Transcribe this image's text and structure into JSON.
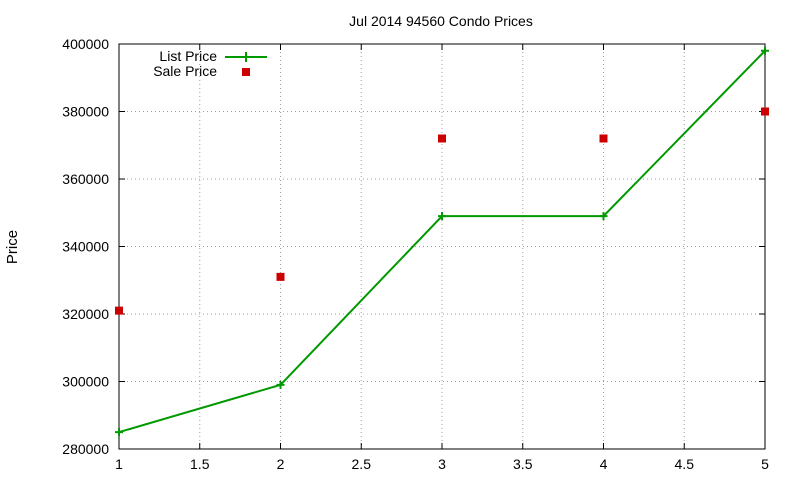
{
  "chart_data": {
    "type": "line",
    "title": "Jul 2014 94560 Condo Prices",
    "xlabel": "",
    "ylabel": "Price",
    "xlim": [
      1,
      5
    ],
    "ylim": [
      280000,
      400000
    ],
    "x_ticks": [
      "1",
      "1.5",
      "2",
      "2.5",
      "3",
      "3.5",
      "4",
      "4.5",
      "5"
    ],
    "y_ticks": [
      "280000",
      "300000",
      "320000",
      "340000",
      "360000",
      "380000",
      "400000"
    ],
    "grid": true,
    "legend_position": "top-left",
    "series": [
      {
        "name": "List Price",
        "style": "line-with-plus-markers",
        "color": "#009900",
        "x": [
          1,
          2,
          3,
          4,
          5
        ],
        "values": [
          285000,
          299000,
          349000,
          349000,
          398000
        ]
      },
      {
        "name": "Sale Price",
        "style": "square-markers",
        "color": "#cc0000",
        "x": [
          1,
          2,
          3,
          4,
          5
        ],
        "values": [
          321000,
          331000,
          372000,
          372000,
          380000
        ]
      }
    ]
  }
}
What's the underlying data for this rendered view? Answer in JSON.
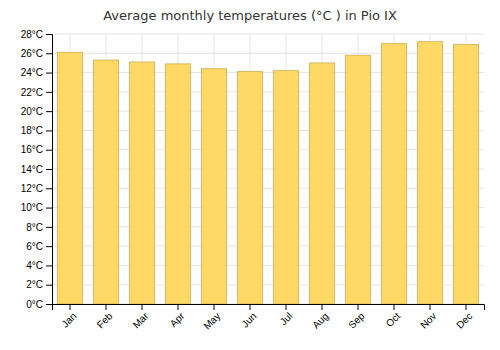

Exercise goal -
Identify each line in the records above that contains the word "markers", and copy it out in full.

Result of this exercise -
        "style": "line-with-plus-markers",
        "style": "square-markers",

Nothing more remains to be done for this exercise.